It's simple: L1VH isn't a host, so I can spin up new VMs instead of
servicing the existing ones.

Why do you think there won’t be customers interested in using MSHV in
L1VH without kexec support?

Thanks,
Stanislav

> Thanks,
> Anirudh.
> 
> > not depend on user space to keep the kernel safe.
> > 
> > Do you agree?
> > 
> > Thanks,
> > Stanislav
> > 
> > > > 
> > > > > Also, why is this sloppy? Isn't this what module_exit should be
> > > > > doing anyway? If someone unloads our module we should be trying to
> > > > > clean everything up (including killing guests) and reclaim memory.
> > > > > 
> > > > 
> > > > Kexec does not unload modules, but it doesn't really matter even if it
> > > > would.
> > > > There are other means to plug into the reboot flow, but neither of them
> > > > is robust or reliable.
> > > > 
> > > > > In any case, we can BUG() out if we fail to reclaim the memory. That would
> > > > > stop the kexec.
> > > > > 
> > > > 
> > > > By killing the whole system? This is not a good user experience and I
> > > > don't see how can this be justified.
> > > 
> > > It is justified because, as you said, once we reach that failure we can
> > > no longer guarantee integrity. So BUG() makes sense. This BUG() would
> > > cause the system to go for a full reboot and restore integrity.
> > > 
> > > > 
> > > > > This is a better solution since instead of disabling KEXEC outright: our
> > > > > driver made the best possible efforts to make kexec work.
> > > > > 
> > > > 
> > > > How an unrealiable feature leading to potential system crashes is better
> > > > that disabling kexec outright?
> > > 
> > > Because there are ways of using the feature reliably. What if someone
> > > has MSHV_ROOT enabled but never start a VM? (Just because someone has our
> > > driver enabled in the kernel doesn't mean they're using it.) What about crash
> > > dump?
> > > 
> > > It is far better to support some of these scenarios and be unreliable in
> > > some corner cases rather than disabling the feature completely.
> > > 
> > > Also, I'm curious if any other driver in the kernel has ever done this
> > > (force disable KEXEC).

SHORT TASK → Carry on the email thread about kexec support in the MSHV driver, starting right after its last sentence.

RAW RECORDS →
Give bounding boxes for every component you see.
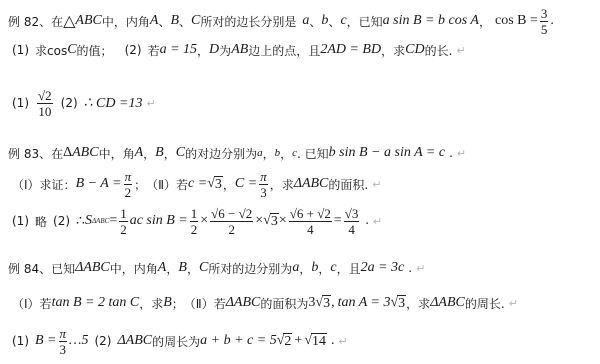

--

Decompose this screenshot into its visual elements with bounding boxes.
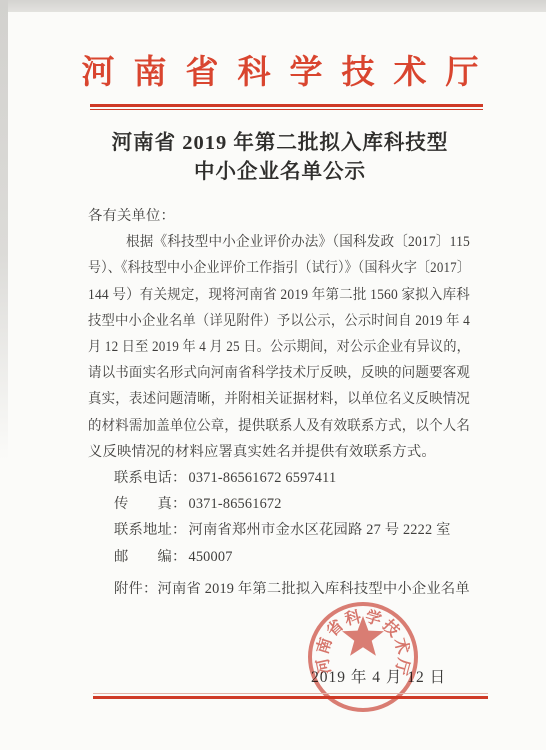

RESULT OF THE TASK →
> > > 
> > > > 
> > > > It's a complete opposite story for me: the latter provides a limited,
> > > > but robust functionality, while the former provides an unreliable and
> > > > unpredictable behavior.
> > > > 
> > > > > > 
> > > > > > There are two long-term solutions:
> > > > > >  1. Add a way to prevent kexec when there is shared state between the hypervisor and the kernel.
> > > > > 
> > > > > I honestly think we should focus efforts on making kexec work rather
> > > > > than finding ways to prevent it.
> > > > > 
> > > > 
> > > > There is no argument about it. But until we have it fixed properly, we
> > > > have two options: either disable kexec or stop claiming we have our
> > > > driver up and ready for external customers. Giving the importance of
> > > > this driver for current projects, I believe the better way would be to
> > > > explicitly limit the functionality instead of postponing the
> > > > productization of the driver.
> > > 
> > > It is okay to claim our driver as ready even if it doesn't support all
> > > kexec cases. If we can support the common cases such as crash dump and
> > > maybe kexec based servicing (pretty sure people do systemctl kexec and
> > > not kexec -e for this with proper teardown) we can claim that our driver
> > > is ready for general use.
> > > 
> > > Thanks,
> > > Anirudh.